Aim of the exercise »
Go through the data below. Pull out every line that has the word "상승했다".

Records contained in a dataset
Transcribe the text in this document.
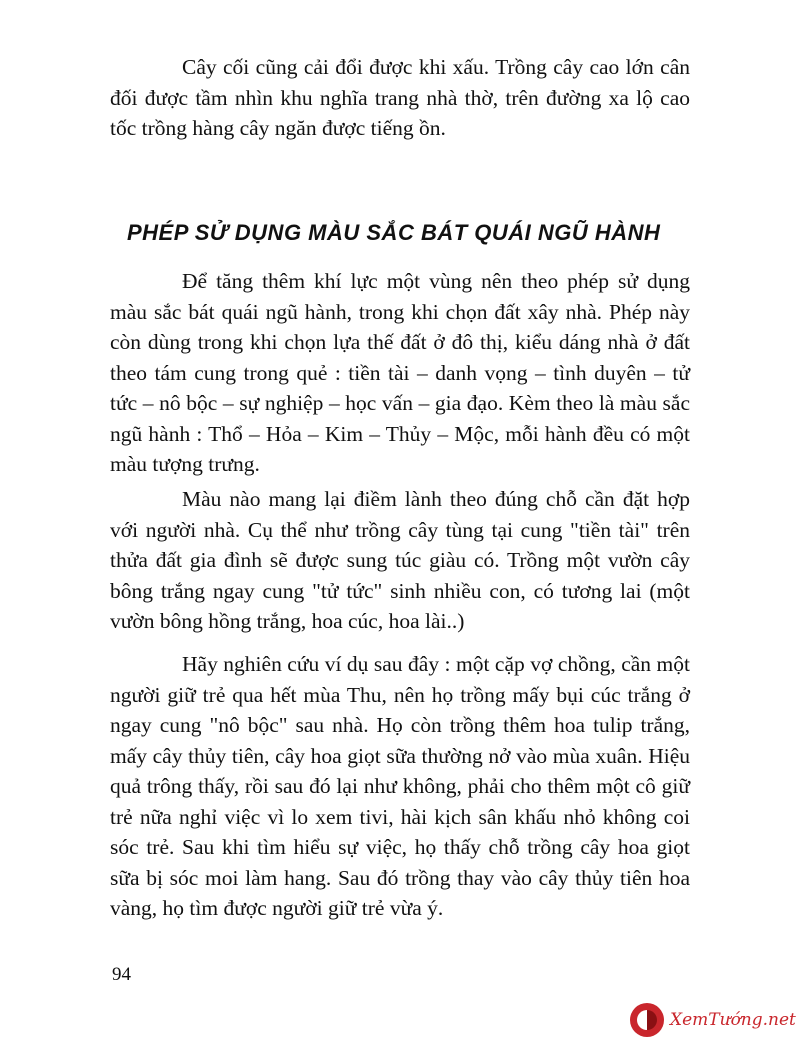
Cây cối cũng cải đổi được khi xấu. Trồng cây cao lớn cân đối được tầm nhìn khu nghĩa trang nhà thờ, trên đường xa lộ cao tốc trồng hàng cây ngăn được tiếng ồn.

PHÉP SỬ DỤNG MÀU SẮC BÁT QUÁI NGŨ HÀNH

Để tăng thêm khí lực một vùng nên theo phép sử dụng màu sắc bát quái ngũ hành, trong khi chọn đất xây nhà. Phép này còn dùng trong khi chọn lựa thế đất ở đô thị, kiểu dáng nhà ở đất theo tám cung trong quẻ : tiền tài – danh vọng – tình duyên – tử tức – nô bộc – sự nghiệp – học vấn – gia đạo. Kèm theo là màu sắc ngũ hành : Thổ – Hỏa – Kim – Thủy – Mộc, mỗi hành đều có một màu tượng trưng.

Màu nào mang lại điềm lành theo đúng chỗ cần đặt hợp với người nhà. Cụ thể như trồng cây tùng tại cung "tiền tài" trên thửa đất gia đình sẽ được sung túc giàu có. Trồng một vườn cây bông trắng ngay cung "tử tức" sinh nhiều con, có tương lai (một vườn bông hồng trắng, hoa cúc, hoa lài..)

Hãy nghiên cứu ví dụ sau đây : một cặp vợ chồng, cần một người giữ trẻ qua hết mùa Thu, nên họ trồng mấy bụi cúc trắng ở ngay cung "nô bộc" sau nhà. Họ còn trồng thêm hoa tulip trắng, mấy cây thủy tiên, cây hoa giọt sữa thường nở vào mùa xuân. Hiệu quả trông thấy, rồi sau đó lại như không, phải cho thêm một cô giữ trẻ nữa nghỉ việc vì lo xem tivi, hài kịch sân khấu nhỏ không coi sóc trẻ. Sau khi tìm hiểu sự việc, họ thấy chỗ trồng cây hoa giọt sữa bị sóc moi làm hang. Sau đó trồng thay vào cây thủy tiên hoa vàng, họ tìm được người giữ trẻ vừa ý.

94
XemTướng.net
==
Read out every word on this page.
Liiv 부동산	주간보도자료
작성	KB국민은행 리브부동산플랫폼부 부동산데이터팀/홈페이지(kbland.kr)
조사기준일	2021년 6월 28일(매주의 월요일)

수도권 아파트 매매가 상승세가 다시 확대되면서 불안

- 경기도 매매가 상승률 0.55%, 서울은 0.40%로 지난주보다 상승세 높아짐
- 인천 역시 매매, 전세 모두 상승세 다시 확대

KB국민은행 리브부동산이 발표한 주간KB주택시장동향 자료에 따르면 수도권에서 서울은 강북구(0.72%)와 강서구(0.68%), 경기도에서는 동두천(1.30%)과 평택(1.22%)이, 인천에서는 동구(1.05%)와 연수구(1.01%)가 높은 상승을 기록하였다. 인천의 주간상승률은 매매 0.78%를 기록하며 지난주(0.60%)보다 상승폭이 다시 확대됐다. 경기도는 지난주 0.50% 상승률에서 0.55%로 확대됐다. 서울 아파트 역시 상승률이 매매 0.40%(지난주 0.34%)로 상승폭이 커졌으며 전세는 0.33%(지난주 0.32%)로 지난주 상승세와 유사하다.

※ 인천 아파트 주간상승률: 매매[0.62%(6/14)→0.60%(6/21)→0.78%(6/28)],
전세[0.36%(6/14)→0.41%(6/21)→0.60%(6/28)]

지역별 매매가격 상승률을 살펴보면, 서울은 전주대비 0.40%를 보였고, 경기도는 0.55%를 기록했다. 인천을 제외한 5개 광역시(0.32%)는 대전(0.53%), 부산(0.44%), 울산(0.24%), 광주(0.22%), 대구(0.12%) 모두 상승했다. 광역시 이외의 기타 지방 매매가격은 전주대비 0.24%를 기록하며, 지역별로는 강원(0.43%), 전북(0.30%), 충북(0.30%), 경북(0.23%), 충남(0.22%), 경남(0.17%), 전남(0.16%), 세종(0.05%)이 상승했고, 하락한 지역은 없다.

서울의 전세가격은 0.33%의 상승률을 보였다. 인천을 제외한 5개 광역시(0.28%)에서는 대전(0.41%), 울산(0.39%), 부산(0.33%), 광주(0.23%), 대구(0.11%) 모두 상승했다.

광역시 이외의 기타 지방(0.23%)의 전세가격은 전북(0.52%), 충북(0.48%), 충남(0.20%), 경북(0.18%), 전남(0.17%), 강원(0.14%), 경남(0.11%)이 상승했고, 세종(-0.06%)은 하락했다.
--
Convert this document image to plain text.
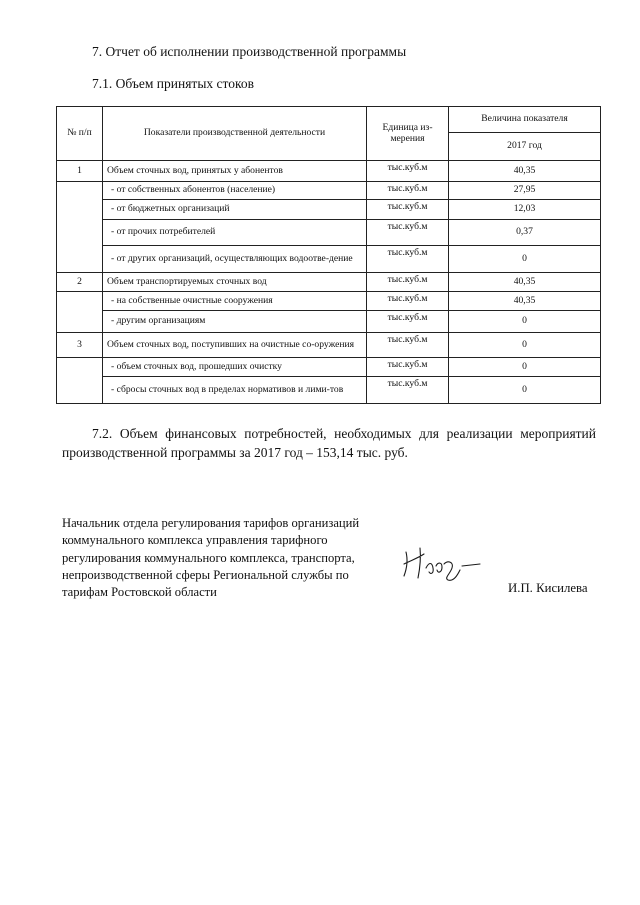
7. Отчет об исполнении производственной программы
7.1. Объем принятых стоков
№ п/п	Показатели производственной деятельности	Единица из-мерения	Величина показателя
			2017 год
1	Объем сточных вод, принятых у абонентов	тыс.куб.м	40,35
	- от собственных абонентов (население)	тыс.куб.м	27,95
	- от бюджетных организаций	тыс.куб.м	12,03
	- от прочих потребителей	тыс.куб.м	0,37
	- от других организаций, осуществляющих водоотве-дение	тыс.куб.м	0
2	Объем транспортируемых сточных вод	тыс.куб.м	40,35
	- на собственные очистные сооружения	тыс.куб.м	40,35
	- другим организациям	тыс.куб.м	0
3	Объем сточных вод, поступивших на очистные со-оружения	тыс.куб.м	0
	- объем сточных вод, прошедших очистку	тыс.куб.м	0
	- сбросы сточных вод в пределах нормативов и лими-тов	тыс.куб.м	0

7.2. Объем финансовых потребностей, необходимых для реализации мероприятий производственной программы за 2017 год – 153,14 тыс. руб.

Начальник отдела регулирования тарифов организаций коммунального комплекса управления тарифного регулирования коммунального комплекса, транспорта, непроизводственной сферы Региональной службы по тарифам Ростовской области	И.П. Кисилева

Exercise output »
지역별 매매가격 상승률을 살펴보면, 서울은 전주대비 0.40%를 보였고, 경기도는 0.55%를 기록했다. 인천을 제외한 5개 광역시(0.32%)는 대전(0.53%), 부산(0.44%), 울산(0.24%), 광주(0.22%), 대구(0.12%) 모두 상승했다. 광역시 이외의 기타 지방 매매가격은 전주대비 0.24%를 기록하며, 지역별로는 강원(0.43%), 전북(0.30%), 충북(0.30%), 경북(0.23%), 충남(0.22%), 경남(0.17%), 전남(0.16%), 세종(0.05%)이 상승했고, 하락한 지역은 없다.
서울의 전세가격은 0.33%의 상승률을 보였다. 인천을 제외한 5개 광역시(0.28%)에서는 대전(0.41%), 울산(0.39%), 부산(0.33%), 광주(0.23%), 대구(0.11%) 모두 상승했다.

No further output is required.